■ The request:
Show each line that has the string "Temperature" in it.

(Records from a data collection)

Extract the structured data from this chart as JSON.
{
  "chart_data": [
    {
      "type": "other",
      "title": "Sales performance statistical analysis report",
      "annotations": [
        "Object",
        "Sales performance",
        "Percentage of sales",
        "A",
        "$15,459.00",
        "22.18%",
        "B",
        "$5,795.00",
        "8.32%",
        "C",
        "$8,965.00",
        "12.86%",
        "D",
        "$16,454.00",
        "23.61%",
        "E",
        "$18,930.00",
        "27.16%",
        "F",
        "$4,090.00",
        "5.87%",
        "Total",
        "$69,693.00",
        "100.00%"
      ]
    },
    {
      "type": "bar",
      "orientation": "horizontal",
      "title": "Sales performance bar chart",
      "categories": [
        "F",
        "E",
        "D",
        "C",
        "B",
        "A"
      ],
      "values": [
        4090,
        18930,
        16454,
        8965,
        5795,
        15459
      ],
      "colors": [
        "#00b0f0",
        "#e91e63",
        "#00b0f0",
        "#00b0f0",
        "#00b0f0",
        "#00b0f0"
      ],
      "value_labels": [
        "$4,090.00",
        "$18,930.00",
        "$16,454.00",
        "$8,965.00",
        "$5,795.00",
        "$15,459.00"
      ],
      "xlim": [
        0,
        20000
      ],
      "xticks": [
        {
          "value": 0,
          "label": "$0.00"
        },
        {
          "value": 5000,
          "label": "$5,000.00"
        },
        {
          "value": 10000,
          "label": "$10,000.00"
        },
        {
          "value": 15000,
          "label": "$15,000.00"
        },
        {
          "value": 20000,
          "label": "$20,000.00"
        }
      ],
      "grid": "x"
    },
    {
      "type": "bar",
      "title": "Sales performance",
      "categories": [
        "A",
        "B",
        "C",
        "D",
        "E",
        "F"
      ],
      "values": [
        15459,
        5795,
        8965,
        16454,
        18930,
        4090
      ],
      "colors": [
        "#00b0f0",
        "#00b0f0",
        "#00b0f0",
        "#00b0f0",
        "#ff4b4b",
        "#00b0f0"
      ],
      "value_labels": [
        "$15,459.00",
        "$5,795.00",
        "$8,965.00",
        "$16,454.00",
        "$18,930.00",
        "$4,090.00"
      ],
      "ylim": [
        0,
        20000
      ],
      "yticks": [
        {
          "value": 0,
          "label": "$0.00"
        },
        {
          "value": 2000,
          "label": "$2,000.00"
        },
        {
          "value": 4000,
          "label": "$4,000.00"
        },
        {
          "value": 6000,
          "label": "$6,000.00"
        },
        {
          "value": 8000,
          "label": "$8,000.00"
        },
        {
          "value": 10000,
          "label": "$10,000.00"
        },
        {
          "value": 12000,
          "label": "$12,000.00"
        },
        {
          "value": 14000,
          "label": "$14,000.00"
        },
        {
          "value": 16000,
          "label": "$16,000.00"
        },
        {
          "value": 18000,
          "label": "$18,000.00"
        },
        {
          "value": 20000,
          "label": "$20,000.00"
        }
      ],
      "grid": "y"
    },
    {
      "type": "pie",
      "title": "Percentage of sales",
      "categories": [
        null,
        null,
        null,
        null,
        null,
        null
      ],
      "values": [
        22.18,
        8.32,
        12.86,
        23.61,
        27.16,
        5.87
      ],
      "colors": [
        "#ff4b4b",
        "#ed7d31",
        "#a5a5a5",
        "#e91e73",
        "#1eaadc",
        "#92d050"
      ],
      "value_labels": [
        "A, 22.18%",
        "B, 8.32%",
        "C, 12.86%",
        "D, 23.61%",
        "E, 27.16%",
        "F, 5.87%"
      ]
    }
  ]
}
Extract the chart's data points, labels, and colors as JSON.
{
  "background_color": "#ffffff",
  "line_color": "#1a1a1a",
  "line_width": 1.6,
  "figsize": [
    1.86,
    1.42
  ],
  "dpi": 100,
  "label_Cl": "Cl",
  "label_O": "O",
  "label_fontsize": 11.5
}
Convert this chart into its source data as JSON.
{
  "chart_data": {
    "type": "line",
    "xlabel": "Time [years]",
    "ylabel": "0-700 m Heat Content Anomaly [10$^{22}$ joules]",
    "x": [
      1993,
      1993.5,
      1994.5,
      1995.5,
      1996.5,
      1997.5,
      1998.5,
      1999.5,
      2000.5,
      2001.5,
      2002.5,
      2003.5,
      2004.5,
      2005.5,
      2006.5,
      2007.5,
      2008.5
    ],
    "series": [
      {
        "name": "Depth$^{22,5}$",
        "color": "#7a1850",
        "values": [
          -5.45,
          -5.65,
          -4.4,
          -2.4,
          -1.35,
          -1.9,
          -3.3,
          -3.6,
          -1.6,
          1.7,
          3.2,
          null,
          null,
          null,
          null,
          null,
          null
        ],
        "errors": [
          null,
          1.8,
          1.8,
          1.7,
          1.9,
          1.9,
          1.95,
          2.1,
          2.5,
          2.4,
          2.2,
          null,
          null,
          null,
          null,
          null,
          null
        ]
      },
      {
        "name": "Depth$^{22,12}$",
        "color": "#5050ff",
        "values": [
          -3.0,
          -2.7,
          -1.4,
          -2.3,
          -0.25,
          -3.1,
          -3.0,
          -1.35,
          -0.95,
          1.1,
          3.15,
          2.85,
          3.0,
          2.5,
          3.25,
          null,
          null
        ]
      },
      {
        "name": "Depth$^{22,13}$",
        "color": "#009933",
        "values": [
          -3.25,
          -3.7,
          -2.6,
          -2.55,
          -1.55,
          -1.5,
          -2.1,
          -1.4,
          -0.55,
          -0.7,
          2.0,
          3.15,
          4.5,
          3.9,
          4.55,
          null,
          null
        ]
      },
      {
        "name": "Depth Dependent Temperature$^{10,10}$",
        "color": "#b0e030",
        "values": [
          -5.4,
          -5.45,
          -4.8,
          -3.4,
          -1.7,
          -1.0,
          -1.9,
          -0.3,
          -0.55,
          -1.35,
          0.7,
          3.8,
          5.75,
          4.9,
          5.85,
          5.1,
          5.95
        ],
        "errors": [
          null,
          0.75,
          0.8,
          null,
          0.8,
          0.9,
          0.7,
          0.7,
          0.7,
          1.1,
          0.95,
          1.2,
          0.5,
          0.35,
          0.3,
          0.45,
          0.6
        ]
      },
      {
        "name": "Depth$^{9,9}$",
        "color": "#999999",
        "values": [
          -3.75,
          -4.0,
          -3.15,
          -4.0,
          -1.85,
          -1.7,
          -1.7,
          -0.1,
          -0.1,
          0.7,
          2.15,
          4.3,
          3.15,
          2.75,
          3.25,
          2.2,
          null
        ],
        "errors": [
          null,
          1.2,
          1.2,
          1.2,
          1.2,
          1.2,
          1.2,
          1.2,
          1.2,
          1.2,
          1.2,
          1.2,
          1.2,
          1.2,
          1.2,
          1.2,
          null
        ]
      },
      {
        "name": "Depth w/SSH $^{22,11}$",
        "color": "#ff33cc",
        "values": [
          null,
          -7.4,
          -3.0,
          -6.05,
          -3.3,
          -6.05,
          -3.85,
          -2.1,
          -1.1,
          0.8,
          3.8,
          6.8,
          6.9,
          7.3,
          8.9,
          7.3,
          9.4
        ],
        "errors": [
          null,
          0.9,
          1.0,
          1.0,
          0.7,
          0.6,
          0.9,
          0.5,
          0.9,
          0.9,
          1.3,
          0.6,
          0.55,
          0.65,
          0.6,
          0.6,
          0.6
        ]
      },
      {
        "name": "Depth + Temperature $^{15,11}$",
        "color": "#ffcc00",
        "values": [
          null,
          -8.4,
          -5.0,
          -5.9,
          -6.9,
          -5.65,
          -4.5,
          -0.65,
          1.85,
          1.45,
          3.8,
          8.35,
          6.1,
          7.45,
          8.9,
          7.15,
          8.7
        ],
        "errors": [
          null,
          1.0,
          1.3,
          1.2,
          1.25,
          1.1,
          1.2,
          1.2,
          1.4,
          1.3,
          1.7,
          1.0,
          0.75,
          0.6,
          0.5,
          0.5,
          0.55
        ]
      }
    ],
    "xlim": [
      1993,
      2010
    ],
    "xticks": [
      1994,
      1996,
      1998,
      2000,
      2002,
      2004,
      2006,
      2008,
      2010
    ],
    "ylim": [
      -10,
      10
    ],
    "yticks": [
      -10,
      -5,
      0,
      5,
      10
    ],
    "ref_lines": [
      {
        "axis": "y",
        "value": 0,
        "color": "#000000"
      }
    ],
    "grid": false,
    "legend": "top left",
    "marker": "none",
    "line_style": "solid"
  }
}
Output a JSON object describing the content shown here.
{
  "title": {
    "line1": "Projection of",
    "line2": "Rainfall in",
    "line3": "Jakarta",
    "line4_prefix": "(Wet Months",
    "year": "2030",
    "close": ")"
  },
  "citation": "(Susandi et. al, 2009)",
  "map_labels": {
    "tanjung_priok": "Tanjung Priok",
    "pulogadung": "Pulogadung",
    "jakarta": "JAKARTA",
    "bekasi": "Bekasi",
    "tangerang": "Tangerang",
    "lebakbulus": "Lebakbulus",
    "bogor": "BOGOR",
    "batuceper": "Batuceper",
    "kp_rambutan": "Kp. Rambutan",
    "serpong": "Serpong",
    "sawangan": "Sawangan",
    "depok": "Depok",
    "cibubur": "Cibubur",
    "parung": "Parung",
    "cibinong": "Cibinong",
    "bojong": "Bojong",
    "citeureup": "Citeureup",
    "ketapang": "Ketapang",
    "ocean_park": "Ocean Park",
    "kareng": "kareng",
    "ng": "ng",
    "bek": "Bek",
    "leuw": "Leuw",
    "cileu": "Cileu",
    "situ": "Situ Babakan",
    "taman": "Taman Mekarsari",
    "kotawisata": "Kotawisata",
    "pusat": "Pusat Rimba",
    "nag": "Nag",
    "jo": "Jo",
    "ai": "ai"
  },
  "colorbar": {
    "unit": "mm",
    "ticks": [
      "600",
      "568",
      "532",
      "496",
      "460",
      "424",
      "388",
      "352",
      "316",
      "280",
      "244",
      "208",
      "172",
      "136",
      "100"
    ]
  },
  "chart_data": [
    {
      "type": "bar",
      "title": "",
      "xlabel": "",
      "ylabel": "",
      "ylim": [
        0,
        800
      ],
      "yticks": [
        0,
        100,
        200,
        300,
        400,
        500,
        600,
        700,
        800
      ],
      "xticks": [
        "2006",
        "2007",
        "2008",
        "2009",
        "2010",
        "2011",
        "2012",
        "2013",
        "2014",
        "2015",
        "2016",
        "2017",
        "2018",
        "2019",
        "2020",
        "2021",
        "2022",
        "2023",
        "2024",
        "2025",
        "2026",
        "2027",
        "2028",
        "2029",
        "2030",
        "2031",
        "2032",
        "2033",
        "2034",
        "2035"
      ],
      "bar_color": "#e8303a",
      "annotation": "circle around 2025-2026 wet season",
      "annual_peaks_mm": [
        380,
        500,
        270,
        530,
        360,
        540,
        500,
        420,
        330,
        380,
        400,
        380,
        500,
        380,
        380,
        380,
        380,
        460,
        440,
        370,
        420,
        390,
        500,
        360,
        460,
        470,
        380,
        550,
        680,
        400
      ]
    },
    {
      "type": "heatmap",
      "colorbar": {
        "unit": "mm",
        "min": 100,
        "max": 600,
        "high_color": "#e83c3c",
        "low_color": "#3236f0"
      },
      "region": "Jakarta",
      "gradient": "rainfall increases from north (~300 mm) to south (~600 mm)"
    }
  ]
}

■ Solution to this problem:
        "name": "Depth Dependent Temperature$^{10,10}$",
        "name": "Depth + Temperature $^{15,11}$",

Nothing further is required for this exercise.